▶ _Records provided_:
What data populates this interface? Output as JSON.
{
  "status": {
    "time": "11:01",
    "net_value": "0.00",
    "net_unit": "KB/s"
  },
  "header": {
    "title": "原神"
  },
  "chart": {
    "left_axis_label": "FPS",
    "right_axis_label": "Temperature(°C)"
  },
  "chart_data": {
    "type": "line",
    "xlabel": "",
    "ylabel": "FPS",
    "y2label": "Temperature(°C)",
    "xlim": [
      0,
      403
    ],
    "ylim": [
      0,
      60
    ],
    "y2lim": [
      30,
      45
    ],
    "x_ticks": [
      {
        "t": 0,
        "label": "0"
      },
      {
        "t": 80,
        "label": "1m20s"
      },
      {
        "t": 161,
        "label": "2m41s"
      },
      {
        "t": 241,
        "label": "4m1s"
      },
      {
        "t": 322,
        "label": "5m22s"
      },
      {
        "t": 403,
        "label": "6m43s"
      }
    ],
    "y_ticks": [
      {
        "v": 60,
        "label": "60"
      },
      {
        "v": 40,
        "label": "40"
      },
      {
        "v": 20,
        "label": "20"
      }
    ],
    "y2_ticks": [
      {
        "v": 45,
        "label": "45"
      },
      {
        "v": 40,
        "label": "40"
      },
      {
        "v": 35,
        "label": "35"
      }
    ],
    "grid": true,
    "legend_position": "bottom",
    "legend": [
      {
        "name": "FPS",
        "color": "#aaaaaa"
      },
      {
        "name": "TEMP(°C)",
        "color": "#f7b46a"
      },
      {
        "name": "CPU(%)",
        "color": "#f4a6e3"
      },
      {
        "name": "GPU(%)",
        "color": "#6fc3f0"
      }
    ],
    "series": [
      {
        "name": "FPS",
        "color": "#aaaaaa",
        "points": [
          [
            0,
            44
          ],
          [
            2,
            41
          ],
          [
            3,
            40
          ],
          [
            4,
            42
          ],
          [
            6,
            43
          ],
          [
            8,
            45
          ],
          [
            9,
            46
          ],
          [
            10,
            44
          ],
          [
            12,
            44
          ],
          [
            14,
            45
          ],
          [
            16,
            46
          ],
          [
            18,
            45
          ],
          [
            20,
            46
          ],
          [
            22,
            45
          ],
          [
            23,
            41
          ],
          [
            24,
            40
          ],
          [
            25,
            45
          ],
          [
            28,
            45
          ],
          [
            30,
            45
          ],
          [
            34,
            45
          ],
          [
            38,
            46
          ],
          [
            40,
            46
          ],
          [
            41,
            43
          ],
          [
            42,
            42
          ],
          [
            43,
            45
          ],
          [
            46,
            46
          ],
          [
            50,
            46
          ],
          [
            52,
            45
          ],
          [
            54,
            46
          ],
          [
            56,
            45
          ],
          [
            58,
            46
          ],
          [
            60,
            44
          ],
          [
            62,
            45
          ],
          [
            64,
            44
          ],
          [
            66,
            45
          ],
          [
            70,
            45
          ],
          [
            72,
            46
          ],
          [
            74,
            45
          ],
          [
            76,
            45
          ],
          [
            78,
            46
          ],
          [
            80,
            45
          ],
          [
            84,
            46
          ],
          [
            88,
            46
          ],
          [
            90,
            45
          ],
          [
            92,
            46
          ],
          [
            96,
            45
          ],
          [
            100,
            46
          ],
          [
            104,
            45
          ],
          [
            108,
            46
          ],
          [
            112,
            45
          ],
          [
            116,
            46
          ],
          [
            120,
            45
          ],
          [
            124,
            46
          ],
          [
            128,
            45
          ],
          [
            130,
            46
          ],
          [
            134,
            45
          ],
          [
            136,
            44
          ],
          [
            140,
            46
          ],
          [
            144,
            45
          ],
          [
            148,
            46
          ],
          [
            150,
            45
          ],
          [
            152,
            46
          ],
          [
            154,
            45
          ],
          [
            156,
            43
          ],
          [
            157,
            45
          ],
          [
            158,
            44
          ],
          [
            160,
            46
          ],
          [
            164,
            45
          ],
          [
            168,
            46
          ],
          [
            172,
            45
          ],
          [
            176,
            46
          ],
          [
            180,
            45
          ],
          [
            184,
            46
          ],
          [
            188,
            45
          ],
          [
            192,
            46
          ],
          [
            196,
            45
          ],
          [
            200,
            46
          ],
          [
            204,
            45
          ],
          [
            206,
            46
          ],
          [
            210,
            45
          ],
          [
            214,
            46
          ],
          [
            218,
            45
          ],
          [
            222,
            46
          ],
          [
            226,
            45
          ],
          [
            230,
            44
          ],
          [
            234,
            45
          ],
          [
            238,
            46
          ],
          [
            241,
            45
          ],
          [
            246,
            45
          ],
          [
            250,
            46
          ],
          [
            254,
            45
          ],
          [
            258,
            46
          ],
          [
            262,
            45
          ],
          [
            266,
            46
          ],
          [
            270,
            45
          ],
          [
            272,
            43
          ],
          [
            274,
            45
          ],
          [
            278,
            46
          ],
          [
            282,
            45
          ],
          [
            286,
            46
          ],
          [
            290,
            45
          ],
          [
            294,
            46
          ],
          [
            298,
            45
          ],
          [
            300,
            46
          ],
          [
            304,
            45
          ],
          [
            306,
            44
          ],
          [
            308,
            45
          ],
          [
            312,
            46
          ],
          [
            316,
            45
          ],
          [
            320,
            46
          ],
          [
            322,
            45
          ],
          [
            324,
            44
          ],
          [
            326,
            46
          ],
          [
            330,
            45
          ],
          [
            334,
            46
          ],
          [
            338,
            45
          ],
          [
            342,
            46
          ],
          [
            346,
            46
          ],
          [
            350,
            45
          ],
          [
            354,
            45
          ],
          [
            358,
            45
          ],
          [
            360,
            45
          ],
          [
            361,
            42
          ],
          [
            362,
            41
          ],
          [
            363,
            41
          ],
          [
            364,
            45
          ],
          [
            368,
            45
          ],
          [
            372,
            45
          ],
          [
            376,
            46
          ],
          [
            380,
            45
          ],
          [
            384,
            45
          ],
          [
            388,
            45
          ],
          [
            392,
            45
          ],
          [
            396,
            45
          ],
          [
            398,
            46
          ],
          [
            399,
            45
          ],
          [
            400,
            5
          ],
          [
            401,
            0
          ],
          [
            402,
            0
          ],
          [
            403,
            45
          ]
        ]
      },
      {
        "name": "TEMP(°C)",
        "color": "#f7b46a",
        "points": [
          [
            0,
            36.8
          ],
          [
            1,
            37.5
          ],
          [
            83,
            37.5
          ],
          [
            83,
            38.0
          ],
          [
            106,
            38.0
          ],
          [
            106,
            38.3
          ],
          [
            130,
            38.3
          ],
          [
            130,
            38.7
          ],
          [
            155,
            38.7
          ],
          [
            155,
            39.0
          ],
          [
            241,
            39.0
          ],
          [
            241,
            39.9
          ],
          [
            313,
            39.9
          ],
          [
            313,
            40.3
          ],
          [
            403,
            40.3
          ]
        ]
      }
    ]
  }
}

▶ _Objective_:
In the records, locate each line holding the string "color" and copy it.

▶ _Answer to the task_:
        "color": "#aaaaaa"
        "color": "#f7b46a"
        "color": "#f4a6e3"
        "color": "#6fc3f0"
        "color": "#aaaaaa",
        "color": "#f7b46a",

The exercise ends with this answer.